### [Your goal]
Pick out and copy every line below that has the word "table".

[Data rows start]

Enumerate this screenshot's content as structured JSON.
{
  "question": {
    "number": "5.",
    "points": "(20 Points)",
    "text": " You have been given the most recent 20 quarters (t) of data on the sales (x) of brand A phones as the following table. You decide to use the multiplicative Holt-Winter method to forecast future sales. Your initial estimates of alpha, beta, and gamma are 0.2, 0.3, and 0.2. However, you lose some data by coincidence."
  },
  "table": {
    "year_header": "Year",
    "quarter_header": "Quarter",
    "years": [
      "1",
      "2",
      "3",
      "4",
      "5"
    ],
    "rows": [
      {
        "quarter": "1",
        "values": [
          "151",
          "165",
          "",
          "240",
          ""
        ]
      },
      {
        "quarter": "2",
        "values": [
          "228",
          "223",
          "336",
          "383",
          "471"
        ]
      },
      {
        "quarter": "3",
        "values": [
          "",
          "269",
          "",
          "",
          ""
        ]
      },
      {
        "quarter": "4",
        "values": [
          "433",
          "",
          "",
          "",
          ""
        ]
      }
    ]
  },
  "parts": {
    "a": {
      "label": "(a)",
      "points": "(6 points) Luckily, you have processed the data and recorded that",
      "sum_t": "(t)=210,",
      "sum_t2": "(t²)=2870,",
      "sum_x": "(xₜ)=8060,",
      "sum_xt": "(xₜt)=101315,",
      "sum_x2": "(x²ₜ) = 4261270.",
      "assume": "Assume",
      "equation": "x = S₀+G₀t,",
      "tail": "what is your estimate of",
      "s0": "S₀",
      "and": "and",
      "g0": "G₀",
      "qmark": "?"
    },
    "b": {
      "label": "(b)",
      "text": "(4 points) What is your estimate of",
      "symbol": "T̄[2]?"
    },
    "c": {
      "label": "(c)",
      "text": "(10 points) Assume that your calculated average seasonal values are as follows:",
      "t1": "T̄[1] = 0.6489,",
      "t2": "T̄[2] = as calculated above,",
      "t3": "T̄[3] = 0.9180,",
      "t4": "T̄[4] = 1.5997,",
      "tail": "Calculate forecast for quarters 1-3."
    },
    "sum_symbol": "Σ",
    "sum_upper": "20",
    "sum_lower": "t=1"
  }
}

[Data rows end]

### [Response to this exercise]
    "text": " You have been given the most recent 20 quarters (t) of data on the sales (x) of brand A phones as the following table. You decide to use the multiplicative Holt-Winter method to forecast future sales. Your initial estimates of alpha, beta, and gamma are 0.2, 0.3, and 0.2. However, you lose some data by coincidence."
  "table": {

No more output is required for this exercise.